Eksik ve kaygılı bir devrimperestlik: Amerikan Devrimi
[21-22 Ocak 2025] Mao’dan önce Lenin, Lenin’den önce Marx, Marx’tan önce Fransız Devrimi ve Robespierre vardı. Onların da öncesinde Yeniçağ (Erken Modernite) ve Aydınlanma düşüncesi yatıyordu. Devrimcilerin devrim anlatımı (yani devrimin sırf iyiliği, doğruluğu, haklılığı ve faydası değil, aynı zamanda zorunluluğu, kaçınılmazlığı ve karşı durulmazlığı doktrini) gökten zenbille inmedi. Modern devletin teorileştirilmesi Machiavelli’yle başlayıp Jean Bodin, Hobbes, Locke ve Montesquieu ile gelişirken, içine bir noktadan sonra bu devlete itiraz ve isyan sorunu da girdi. Uzun süre bir ihtimal olarak kaldı; Rousseau ile olağanlaştı, giderek daha kolay kabul edilebilir bir meşruiyet kazandı. Ama aynı zamanda, bunun sınırı nedir, nerede durulur, her önüne gelen her durumda ayaklanıp devrim yapmaya kalkarsa bu iş nereye varır gibi kaygıları da beraberinde getirdi. Amerikan Bağımsızlık Beyannamesi’ne her ikisi, yani hem özlem hem endişe birlikte yansıdı.

Veri kümesi girdileri
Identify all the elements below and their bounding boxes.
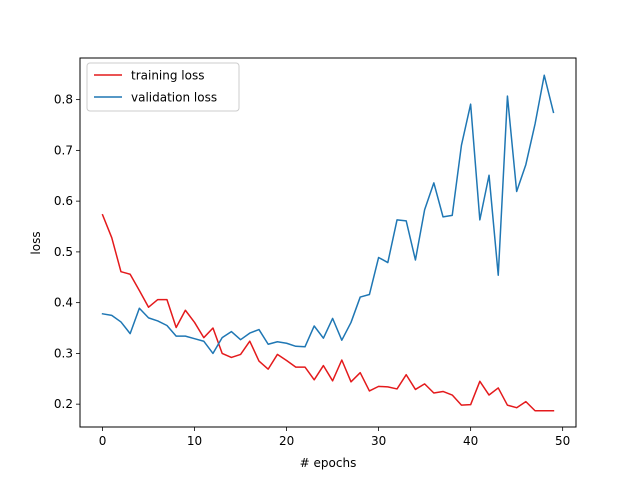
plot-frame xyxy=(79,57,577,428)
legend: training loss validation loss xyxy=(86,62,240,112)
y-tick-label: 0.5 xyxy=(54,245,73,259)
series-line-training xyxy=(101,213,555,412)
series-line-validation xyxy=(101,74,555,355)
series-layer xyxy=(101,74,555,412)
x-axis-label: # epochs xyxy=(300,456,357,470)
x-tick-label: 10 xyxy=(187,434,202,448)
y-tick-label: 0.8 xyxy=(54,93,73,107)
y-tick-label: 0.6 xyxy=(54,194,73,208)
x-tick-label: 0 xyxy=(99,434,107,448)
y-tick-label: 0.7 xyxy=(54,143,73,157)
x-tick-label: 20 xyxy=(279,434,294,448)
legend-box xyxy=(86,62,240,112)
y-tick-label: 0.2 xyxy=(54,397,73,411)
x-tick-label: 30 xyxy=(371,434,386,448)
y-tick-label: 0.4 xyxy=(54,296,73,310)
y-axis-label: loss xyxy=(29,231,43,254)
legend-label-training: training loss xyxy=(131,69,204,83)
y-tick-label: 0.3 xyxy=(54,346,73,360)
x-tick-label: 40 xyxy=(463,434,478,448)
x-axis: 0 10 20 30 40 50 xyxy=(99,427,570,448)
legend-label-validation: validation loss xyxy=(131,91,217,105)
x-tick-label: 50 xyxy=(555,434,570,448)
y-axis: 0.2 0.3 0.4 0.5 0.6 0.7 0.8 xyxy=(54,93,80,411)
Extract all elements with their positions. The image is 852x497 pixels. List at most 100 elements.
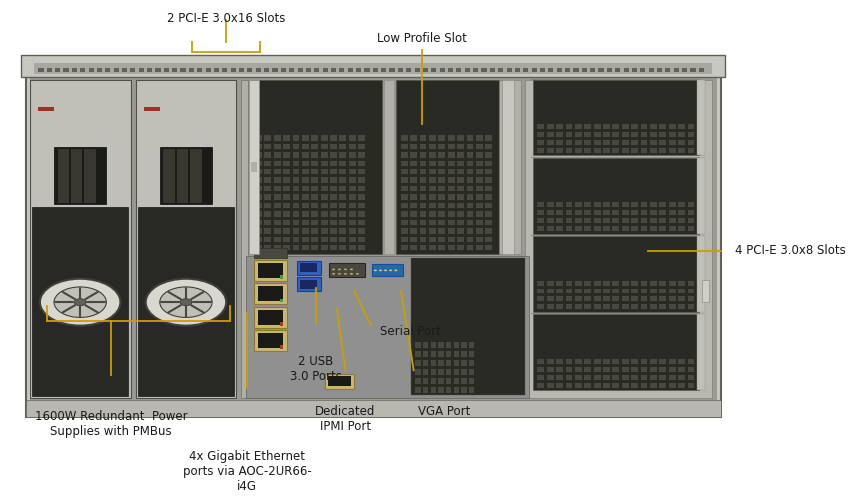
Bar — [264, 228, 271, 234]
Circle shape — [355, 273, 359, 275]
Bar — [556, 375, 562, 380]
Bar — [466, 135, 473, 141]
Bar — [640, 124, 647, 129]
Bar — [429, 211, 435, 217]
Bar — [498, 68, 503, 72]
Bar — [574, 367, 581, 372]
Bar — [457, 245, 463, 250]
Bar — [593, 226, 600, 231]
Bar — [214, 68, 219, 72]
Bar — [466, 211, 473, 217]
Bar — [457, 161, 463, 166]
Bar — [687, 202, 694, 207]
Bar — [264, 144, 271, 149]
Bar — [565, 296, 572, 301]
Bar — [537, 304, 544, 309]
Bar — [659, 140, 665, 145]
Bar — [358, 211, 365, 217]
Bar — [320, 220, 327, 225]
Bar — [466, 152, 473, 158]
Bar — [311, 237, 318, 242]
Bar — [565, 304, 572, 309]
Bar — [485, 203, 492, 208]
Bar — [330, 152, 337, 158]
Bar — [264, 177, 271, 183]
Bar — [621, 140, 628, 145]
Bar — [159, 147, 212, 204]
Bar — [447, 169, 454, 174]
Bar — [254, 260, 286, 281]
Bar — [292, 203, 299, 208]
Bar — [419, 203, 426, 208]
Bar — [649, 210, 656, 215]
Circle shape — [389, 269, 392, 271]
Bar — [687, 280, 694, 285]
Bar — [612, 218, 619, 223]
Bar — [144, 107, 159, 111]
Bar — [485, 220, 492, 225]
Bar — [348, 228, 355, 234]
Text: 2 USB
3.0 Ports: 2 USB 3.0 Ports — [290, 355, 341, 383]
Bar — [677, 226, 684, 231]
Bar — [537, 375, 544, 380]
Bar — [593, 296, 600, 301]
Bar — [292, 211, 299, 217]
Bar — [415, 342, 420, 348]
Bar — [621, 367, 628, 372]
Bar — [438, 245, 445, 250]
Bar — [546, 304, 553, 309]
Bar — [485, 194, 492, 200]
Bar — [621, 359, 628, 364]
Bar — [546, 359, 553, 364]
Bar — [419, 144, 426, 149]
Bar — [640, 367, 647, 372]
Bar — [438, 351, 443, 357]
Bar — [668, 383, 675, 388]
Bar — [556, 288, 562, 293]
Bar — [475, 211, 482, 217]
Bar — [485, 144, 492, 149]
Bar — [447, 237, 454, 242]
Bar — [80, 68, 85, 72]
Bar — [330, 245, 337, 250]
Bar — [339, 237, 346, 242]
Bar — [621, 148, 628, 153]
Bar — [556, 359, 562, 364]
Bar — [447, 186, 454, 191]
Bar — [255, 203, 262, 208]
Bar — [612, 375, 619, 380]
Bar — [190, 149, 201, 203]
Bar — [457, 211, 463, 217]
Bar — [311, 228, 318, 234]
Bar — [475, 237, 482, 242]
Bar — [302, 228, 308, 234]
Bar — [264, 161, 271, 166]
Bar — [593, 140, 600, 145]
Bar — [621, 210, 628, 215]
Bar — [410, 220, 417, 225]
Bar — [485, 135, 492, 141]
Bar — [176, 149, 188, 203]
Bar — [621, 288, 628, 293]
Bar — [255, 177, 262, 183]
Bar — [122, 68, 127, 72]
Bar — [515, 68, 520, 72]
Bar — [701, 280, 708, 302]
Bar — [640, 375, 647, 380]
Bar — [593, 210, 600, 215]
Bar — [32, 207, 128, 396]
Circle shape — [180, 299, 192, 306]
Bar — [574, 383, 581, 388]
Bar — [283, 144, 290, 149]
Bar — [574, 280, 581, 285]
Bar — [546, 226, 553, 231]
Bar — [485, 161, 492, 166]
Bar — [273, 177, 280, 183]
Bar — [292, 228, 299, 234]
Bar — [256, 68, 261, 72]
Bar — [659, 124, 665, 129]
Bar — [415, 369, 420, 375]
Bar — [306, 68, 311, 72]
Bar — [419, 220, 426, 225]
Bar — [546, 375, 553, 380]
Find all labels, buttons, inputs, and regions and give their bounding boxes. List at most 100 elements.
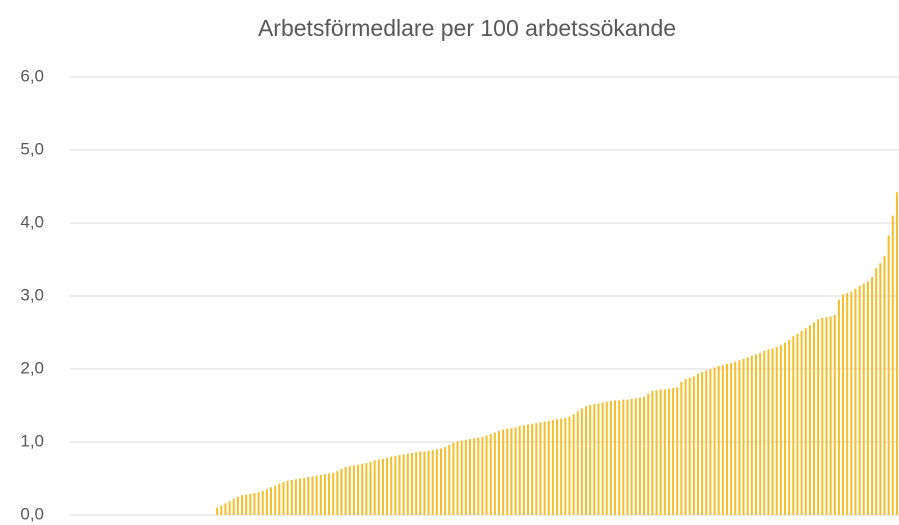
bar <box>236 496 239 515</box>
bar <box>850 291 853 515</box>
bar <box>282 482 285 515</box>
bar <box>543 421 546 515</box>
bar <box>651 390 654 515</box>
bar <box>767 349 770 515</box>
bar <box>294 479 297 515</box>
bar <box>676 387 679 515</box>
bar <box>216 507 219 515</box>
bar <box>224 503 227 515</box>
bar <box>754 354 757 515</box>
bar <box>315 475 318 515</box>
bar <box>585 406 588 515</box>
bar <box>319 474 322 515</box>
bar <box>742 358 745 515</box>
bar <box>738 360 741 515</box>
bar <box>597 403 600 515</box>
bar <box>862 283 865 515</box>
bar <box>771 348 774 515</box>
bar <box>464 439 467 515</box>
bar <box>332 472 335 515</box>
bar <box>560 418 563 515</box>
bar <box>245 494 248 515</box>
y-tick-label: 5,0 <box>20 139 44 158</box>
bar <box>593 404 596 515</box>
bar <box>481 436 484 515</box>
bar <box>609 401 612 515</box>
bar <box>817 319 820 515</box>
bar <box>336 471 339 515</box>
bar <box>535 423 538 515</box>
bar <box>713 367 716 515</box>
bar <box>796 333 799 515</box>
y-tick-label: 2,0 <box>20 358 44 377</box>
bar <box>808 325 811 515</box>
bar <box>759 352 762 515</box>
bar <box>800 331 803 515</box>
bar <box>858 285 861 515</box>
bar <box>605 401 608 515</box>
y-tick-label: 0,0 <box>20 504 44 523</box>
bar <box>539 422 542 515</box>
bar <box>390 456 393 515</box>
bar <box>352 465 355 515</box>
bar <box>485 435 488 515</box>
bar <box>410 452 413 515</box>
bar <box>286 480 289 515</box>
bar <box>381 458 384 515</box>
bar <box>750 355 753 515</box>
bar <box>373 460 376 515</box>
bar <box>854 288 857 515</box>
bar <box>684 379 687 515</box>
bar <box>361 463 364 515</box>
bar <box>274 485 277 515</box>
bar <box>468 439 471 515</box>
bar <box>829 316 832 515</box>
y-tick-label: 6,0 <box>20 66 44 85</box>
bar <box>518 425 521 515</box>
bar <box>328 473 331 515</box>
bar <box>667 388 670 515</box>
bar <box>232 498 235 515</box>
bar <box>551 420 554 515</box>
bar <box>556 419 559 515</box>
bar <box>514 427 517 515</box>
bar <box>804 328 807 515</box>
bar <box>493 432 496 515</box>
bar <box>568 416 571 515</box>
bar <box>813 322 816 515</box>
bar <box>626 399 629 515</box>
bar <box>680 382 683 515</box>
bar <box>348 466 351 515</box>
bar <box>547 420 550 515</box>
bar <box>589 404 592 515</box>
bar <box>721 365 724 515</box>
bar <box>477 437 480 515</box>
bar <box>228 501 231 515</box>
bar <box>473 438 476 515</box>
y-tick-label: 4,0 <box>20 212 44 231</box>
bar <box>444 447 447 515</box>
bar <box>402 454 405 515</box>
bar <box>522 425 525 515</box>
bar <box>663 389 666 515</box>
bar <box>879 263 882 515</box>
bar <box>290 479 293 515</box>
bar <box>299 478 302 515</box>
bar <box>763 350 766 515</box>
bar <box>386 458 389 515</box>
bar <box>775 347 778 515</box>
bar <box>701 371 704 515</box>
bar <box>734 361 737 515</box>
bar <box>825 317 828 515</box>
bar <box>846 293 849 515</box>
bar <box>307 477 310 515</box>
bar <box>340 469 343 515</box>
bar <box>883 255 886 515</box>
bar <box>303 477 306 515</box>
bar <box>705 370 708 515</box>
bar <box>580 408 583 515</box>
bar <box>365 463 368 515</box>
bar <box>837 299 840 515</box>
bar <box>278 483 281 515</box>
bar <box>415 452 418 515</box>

---

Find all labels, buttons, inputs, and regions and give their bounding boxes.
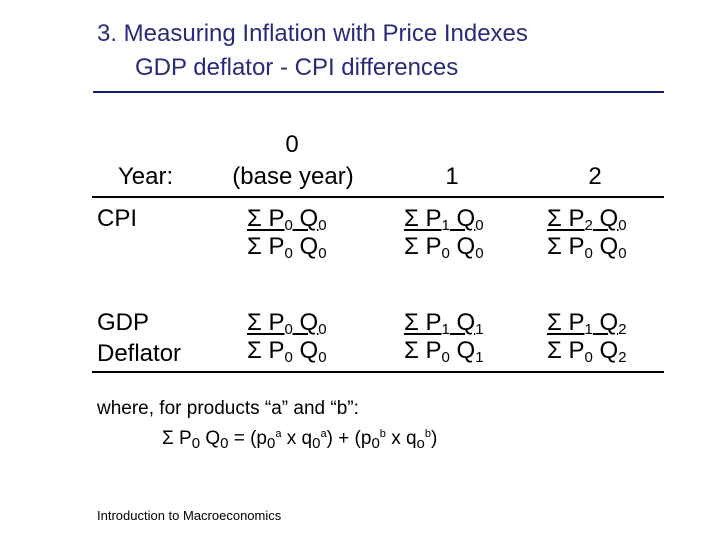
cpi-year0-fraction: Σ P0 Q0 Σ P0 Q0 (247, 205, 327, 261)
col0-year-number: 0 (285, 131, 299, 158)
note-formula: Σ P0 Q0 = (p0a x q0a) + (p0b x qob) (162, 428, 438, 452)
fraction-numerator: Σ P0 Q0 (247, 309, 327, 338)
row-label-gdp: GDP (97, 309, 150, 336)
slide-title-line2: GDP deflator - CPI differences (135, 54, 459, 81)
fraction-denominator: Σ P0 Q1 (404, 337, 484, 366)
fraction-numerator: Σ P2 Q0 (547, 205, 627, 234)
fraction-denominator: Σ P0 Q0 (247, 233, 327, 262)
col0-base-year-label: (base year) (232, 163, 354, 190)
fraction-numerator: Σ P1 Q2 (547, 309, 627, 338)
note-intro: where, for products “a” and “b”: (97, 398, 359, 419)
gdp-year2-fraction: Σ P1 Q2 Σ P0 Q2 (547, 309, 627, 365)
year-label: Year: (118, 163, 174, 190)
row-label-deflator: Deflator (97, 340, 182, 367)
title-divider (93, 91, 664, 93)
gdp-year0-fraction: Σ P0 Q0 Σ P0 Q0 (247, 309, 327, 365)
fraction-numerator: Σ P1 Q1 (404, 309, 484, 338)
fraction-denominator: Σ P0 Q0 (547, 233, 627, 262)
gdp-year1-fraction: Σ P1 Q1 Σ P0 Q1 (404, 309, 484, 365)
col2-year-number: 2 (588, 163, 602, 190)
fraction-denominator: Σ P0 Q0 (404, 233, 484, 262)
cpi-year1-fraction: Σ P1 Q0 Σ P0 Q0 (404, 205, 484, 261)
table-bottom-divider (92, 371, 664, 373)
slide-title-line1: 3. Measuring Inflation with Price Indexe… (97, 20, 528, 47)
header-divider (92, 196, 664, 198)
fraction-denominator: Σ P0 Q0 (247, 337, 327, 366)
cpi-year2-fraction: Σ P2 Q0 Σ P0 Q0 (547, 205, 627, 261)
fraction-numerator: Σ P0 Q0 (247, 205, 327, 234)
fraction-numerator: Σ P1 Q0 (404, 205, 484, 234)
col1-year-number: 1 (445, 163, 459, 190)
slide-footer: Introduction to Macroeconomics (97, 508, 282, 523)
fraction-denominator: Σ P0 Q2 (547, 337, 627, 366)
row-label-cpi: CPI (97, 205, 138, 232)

--

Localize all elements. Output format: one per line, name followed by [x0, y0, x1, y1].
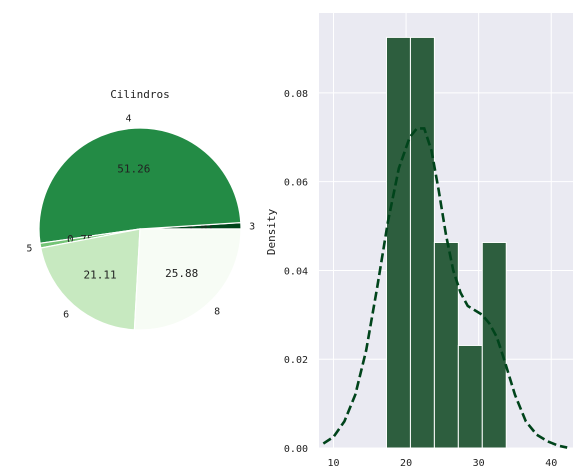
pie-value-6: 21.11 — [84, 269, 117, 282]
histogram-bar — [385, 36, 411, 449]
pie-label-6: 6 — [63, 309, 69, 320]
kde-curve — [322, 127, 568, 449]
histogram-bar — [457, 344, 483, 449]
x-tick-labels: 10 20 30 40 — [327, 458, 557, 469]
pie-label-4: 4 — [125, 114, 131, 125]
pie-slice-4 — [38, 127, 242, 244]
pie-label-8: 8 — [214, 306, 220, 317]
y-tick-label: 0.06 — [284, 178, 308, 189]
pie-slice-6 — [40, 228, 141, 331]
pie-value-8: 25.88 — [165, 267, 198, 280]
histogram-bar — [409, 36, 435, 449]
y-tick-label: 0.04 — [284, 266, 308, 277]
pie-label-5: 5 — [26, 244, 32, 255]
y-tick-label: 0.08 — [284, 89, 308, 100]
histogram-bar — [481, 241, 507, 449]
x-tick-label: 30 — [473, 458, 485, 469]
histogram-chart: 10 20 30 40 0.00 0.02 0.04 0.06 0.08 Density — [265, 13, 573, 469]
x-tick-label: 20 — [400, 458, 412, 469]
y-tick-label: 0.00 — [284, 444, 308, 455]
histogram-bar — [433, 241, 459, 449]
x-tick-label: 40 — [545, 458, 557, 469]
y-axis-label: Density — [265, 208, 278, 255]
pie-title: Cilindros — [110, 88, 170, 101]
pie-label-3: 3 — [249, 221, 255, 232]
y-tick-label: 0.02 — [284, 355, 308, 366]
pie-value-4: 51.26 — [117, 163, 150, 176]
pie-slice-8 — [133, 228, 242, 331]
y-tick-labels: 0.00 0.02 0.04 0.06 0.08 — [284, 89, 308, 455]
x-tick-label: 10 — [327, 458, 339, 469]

Alıştırmanın amacı
Amerikan Devrimi'ndeki devrimperestliği ele alan yazının devamını, son cümlesinden sonra gelecek şekilde yazın. Listelerin bu işte hiçbir rolü yoktur.

Çıktı
Amerika’nın Bağımsızlık Savaşı ve tabii Bağımsızlık Beyannamesi (veya Bildirgesi) diyoruz, ama pekâlâ Amerikan Devrimi de denebilir; sık sık deniyor nitekim. Çünkü hem Britanya İmparatorluğu’na, hem İngiltere kralına, tahtına ve tâcına başkaldırıydı. Kuzey Amerika’nın feodal bir geçmişi hiç olmadı. Avrupa’nın Atlantik kıyısının beyazları Yeni Dünya’ya damarlarında kâr hırsıyla çıkageldi ve avcı-toplayıcı yerlilerden gaspettikleri alanlarda (bağımlı köylülere dayalı) aristokratik bir toprak düzeni değil, kâh köle emeğine, kâh (daha çok) ücretli emeğe dayalı kapitalist ticaret kolonileri oluşturdu. 1775-1783 arasında bağımsızlıklarını kazandıklarında da, monarşiyi akıllarına dahi getirmeyip, doğrudan demokratik bir cumhuriyet kurdular.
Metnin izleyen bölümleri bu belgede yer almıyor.